# INSTRUCTION
State the number of lines that hold the string "Percent", with nothing added.

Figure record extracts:
• • • • • • •

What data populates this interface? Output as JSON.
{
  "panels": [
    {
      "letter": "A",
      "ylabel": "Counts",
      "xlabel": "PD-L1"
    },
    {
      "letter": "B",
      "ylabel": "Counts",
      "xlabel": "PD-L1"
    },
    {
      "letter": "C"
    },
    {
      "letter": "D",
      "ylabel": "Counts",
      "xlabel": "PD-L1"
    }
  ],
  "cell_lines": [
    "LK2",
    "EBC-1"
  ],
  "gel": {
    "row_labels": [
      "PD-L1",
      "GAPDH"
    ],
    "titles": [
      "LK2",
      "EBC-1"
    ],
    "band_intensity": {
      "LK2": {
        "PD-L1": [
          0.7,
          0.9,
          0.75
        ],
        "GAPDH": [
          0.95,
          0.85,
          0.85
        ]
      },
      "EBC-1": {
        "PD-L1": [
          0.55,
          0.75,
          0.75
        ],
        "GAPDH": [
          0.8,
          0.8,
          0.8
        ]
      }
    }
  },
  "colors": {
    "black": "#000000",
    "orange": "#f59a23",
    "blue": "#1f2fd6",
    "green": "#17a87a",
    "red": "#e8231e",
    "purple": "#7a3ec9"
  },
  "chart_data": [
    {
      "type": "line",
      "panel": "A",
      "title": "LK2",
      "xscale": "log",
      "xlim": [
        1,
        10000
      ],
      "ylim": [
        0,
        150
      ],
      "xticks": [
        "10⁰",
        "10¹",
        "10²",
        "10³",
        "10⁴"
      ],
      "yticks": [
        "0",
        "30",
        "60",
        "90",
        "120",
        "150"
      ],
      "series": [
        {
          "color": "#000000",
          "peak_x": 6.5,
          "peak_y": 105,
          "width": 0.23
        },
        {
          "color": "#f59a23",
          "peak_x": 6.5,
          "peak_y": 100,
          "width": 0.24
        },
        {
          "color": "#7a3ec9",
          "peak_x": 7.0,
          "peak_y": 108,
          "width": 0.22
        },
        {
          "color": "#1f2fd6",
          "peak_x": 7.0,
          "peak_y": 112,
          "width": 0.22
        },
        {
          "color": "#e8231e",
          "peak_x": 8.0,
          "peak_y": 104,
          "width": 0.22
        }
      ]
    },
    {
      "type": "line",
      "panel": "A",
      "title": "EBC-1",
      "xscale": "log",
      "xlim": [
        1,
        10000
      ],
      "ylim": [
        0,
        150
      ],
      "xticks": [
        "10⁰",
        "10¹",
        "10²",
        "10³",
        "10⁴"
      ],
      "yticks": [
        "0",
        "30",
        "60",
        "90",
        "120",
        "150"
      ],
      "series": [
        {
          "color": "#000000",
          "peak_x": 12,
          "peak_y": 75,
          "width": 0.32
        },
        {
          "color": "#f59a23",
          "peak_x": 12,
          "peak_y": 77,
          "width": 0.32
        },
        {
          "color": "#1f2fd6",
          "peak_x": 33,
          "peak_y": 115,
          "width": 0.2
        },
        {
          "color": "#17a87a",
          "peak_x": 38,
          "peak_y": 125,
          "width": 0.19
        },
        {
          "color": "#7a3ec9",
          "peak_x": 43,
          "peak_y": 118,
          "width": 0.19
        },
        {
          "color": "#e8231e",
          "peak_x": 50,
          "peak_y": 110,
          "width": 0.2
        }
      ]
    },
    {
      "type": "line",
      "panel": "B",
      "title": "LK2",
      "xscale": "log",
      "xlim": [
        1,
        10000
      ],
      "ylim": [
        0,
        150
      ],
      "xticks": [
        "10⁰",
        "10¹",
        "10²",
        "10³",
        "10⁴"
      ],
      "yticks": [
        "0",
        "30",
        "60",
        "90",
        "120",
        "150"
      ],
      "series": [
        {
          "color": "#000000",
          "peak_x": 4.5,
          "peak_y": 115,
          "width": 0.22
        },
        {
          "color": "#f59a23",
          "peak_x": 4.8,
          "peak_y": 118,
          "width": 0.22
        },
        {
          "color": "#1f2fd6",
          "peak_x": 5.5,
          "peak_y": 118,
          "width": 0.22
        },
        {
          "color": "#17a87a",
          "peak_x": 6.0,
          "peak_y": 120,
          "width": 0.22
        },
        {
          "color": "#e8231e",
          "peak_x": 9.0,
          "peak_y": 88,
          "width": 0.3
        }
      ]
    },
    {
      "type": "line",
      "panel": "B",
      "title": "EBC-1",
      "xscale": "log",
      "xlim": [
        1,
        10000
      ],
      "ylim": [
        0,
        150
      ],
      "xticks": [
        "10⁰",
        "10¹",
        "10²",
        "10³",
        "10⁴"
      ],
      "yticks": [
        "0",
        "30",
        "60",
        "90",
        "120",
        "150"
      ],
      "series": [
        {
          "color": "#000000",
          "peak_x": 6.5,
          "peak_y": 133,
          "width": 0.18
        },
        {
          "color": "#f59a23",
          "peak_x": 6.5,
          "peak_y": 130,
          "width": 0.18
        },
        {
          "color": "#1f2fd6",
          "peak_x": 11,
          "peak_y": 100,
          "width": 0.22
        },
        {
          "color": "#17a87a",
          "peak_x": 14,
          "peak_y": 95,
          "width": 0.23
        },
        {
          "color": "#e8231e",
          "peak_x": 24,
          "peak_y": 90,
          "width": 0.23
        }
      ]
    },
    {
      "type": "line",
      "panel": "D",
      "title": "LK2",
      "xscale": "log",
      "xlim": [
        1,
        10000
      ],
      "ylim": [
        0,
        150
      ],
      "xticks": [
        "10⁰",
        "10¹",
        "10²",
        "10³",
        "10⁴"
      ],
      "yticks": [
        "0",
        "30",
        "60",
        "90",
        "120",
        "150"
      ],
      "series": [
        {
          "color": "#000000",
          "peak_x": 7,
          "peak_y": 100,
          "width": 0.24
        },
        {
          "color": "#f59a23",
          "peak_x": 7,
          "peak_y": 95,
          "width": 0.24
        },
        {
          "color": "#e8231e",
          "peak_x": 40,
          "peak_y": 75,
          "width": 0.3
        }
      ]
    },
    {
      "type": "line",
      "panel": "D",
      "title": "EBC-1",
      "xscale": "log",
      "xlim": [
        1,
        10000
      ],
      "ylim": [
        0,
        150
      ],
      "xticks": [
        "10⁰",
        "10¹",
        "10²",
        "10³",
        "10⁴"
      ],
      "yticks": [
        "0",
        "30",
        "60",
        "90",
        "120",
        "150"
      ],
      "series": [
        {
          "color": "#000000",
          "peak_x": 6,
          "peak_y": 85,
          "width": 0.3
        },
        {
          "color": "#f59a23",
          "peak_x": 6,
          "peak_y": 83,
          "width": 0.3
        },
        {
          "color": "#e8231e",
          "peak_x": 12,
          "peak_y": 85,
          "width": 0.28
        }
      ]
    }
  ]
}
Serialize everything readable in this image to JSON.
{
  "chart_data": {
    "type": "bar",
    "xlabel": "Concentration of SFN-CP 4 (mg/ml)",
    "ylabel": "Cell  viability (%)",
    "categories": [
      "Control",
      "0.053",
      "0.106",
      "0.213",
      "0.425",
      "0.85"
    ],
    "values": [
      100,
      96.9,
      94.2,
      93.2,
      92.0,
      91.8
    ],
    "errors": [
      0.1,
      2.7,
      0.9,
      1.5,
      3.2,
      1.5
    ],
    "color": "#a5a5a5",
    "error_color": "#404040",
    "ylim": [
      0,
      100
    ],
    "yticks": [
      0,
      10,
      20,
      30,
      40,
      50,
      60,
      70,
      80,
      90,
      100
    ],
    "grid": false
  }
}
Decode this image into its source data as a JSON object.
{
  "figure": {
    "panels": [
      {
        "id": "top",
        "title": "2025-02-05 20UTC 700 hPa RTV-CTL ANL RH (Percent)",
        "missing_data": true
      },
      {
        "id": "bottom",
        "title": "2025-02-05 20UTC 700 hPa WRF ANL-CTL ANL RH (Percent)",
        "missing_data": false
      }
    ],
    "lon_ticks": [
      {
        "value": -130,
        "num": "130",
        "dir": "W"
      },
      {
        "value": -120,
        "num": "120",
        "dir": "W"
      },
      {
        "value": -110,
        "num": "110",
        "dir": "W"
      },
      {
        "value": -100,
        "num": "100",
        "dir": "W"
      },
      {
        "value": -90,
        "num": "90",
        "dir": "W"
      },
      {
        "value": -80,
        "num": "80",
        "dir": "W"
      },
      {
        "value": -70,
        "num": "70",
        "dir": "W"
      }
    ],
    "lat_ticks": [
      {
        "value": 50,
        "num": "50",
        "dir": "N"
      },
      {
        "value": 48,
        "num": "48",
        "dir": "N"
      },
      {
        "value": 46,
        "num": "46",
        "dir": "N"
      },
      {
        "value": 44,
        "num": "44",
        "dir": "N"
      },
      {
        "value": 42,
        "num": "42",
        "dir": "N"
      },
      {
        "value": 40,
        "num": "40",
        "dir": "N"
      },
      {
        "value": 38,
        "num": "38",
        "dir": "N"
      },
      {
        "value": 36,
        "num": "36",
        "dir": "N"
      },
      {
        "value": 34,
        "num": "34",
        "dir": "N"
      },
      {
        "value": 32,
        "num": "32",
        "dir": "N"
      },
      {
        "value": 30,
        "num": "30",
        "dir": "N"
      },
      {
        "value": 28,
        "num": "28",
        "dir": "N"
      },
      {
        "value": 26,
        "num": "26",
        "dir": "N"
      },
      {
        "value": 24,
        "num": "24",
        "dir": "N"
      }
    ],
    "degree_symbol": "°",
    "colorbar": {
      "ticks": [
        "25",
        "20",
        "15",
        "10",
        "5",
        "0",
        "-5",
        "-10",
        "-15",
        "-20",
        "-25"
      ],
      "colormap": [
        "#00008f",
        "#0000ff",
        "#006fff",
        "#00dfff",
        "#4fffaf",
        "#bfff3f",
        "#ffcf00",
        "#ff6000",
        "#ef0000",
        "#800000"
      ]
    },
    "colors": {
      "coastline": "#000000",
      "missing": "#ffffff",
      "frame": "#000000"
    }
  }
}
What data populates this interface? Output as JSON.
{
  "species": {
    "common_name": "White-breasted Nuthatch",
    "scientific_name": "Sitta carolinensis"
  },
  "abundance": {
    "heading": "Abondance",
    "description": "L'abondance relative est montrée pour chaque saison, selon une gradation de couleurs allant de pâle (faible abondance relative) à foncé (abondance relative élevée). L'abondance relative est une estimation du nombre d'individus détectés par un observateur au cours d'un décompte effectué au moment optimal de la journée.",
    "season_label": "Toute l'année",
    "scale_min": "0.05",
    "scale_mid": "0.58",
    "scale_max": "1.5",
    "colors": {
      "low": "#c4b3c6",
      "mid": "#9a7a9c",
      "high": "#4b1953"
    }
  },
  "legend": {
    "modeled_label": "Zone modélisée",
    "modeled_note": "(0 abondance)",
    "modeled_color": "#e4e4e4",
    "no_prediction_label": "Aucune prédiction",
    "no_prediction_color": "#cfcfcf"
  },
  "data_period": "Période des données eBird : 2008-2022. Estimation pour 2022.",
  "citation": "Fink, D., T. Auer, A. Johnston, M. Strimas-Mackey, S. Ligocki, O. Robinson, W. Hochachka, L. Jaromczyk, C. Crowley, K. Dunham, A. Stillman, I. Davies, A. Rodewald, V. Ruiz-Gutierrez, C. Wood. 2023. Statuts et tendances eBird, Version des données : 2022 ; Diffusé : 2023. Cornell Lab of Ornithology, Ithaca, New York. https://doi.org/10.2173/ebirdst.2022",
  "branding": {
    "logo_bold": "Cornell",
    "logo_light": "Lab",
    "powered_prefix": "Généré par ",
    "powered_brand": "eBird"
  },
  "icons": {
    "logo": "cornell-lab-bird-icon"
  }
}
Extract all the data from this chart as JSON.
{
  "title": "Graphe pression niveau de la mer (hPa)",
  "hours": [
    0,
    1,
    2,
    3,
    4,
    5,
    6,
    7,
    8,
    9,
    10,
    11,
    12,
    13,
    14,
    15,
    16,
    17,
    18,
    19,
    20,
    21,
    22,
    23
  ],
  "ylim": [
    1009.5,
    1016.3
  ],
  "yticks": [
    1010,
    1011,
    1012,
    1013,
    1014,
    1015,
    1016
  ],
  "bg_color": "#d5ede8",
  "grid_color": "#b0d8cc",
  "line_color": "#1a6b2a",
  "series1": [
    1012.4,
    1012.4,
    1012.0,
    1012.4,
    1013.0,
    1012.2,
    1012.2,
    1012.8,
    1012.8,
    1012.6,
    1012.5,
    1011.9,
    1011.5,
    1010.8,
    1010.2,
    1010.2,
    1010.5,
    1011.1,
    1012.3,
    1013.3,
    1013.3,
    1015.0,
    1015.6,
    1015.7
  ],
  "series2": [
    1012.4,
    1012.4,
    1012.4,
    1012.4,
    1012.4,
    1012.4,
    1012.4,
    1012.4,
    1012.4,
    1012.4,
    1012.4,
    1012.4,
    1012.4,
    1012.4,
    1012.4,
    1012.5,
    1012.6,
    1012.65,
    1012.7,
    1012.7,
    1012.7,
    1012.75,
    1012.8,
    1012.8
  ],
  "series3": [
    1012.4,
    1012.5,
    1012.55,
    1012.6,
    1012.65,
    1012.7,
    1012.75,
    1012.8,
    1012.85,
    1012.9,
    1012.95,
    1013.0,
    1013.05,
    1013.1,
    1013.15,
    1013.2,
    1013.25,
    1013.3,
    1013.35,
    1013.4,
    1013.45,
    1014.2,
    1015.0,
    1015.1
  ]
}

• • • • • • •

# CORRECT RESULT
2